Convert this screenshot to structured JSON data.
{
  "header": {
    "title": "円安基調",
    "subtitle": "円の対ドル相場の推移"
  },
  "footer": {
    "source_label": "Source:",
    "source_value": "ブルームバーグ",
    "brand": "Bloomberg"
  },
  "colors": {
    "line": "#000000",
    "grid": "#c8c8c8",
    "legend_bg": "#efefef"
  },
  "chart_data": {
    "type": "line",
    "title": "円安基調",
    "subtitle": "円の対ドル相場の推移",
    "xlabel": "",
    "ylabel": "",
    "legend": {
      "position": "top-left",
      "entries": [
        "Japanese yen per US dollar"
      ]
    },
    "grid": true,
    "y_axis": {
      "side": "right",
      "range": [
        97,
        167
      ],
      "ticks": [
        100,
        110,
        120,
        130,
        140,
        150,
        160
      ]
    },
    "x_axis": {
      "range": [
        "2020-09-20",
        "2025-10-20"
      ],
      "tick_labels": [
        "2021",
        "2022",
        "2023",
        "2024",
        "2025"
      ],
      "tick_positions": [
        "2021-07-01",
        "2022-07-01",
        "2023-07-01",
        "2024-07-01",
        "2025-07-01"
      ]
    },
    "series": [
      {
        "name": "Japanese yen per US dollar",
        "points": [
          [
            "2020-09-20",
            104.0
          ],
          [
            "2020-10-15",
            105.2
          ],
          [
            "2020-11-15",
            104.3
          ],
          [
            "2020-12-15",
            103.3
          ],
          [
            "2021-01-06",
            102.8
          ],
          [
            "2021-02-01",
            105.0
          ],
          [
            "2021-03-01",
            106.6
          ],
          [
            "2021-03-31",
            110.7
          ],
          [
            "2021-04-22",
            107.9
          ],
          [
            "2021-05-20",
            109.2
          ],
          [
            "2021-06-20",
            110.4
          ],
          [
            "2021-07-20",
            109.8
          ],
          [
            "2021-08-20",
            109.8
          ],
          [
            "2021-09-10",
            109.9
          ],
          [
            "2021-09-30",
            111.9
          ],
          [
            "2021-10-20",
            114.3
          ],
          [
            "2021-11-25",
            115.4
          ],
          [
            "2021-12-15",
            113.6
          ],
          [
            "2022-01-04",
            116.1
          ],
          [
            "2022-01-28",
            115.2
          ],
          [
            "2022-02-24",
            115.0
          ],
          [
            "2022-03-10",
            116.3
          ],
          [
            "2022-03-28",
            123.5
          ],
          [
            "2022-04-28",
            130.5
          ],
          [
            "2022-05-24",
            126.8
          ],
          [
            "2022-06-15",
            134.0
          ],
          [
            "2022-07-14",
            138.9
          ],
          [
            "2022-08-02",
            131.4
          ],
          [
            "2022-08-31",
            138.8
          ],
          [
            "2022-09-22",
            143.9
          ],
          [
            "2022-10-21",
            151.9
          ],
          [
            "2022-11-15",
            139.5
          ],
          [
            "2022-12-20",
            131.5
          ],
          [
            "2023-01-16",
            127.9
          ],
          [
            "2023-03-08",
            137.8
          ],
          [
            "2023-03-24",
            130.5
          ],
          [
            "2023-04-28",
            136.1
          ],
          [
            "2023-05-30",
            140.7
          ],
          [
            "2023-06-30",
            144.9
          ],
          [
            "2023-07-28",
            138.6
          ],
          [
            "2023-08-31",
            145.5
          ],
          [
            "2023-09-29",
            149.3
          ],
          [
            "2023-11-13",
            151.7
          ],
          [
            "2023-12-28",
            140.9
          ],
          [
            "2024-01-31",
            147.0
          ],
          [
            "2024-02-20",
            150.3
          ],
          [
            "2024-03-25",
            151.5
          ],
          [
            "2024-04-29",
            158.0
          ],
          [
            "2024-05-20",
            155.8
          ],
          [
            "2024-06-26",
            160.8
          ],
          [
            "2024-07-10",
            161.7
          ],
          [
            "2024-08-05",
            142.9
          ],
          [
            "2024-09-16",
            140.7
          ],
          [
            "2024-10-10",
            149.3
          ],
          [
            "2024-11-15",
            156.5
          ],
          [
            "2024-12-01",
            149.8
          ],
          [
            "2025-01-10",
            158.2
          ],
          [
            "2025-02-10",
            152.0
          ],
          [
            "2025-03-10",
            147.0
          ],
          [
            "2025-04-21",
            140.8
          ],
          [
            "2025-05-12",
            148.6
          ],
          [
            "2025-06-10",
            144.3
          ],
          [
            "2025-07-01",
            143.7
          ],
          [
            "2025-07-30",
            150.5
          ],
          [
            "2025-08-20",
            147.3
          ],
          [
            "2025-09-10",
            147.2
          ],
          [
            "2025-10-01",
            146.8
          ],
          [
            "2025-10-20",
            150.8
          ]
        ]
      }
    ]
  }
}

### WORK INSTRUCTIONS
Type out the material again exactly as presented.

### FULL ANSWER
Convert this screenshot to structured JSON data.
{
  "header": {
    "title": "円安基調",
    "subtitle": "円の対ドル相場の推移"
  },
  "footer": {
    "source_label": "Source:",
    "source_value": "ブルームバーグ",
    "brand": "Bloomberg"
  },
  "colors": {
    "line": "#000000",
    "grid": "#c8c8c8",
    "legend_bg": "#efefef"
  },
  "chart_data": {
    "type": "line",
    "title": "円安基調",
    "subtitle": "円の対ドル相場の推移",
    "xlabel": "",
    "ylabel": "",
    "legend": {
      "position": "top-left",
      "entries": [
        "Japanese yen per US dollar"
      ]
    },
    "grid": true,
    "y_axis": {
      "side": "right",
      "range": [
        97,
        167
      ],
      "ticks": [
        100,
        110,
        120,
        130,
        140,
        150,
        160
      ]
    },
    "x_axis": {
      "range": [
        "2020-09-20",
        "2025-10-20"
      ],
      "tick_labels": [
        "2021",
        "2022",
        "2023",
        "2024",
        "2025"
      ],
      "tick_positions": [
        "2021-07-01",
        "2022-07-01",
        "2023-07-01",
        "2024-07-01",
        "2025-07-01"
      ]
    },
    "series": [
      {
        "name": "Japanese yen per US dollar",
        "points": [
          [
            "2020-09-20",
            104.0
          ],
          [
            "2020-10-15",
            105.2
          ],
          [
            "2020-11-15",
            104.3
          ],
          [
            "2020-12-15",
            103.3
          ],
          [
            "2021-01-06",
            102.8
          ],
          [
            "2021-02-01",
            105.0
          ],
          [
            "2021-03-01",
            106.6
          ],
          [
            "2021-03-31",
            110.7
          ],
          [
            "2021-04-22",
            107.9
          ],
          [
            "2021-05-20",
            109.2
          ],
          [
            "2021-06-20",
            110.4
          ],
          [
            "2021-07-20",
            109.8
          ],
          [
            "2021-08-20",
            109.8
          ],
          [
            "2021-09-10",
            109.9
          ],
          [
            "2021-09-30",
            111.9
          ],
          [
            "2021-10-20",
            114.3
          ],
          [
            "2021-11-25",
            115.4
          ],
          [
            "2021-12-15",
            113.6
          ],
          [
            "2022-01-04",
            116.1
          ],
          [
            "2022-01-28",
            115.2
          ],
          [
            "2022-02-24",
            115.0
          ],
          [
            "2022-03-10",
            116.3
          ],
          [
            "2022-03-28",
            123.5
          ],
          [
            "2022-04-28",
            130.5
          ],
          [
            "2022-05-24",
            126.8
          ],
          [
            "2022-06-15",
            134.0
          ],
          [
            "2022-07-14",
            138.9
          ],
          [
            "2022-08-02",
            131.4
          ],
          [
            "2022-08-31",
            138.8
          ],
          [
            "2022-09-22",
            143.9
          ],
          [
            "2022-10-21",
            151.9
          ],
          [
            "2022-11-15",
            139.5
          ],
          [
            "2022-12-20",
            131.5
          ],
          [
            "2023-01-16",
            127.9
          ],
          [
            "2023-03-08",
            137.8
          ],
          [
            "2023-03-24",
            130.5
          ],
          [
            "2023-04-28",
            136.1
          ],
          [
            "2023-05-30",
            140.7
          ],
          [
            "2023-06-30",
            144.9
          ],
          [
            "2023-07-28",
            138.6
          ],
          [
            "2023-08-31",
            145.5
          ],
          [
            "2023-09-29",
            149.3
          ],
          [
            "2023-11-13",
            151.7
          ],
          [
            "2023-12-28",
            140.9
          ],
          [
            "2024-01-31",
            147.0
          ],
          [
            "2024-02-20",
            150.3
          ],
          [
            "2024-03-25",
            151.5
          ],
          [
            "2024-04-29",
            158.0
          ],
          [
            "2024-05-20",
            155.8
          ],
          [
            "2024-06-26",
            160.8
          ],
          [
            "2024-07-10",
            161.7
          ],
          [
            "2024-08-05",
            142.9
          ],
          [
            "2024-09-16",
            140.7
          ],
          [
            "2024-10-10",
            149.3
          ],
          [
            "2024-11-15",
            156.5
          ],
          [
            "2024-12-01",
            149.8
          ],
          [
            "2025-01-10",
            158.2
          ],
          [
            "2025-02-10",
            152.0
          ],
          [
            "2025-03-10",
            147.0
          ],
          [
            "2025-04-21",
            140.8
          ],
          [
            "2025-05-12",
            148.6
          ],
          [
            "2025-06-10",
            144.3
          ],
          [
            "2025-07-01",
            143.7
          ],
          [
            "2025-07-30",
            150.5
          ],
          [
            "2025-08-20",
            147.3
          ],
          [
            "2025-09-10",
            147.2
          ],
          [
            "2025-10-01",
            146.8
          ],
          [
            "2025-10-20",
            150.8
          ]
        ]
      }
    ]
  }
}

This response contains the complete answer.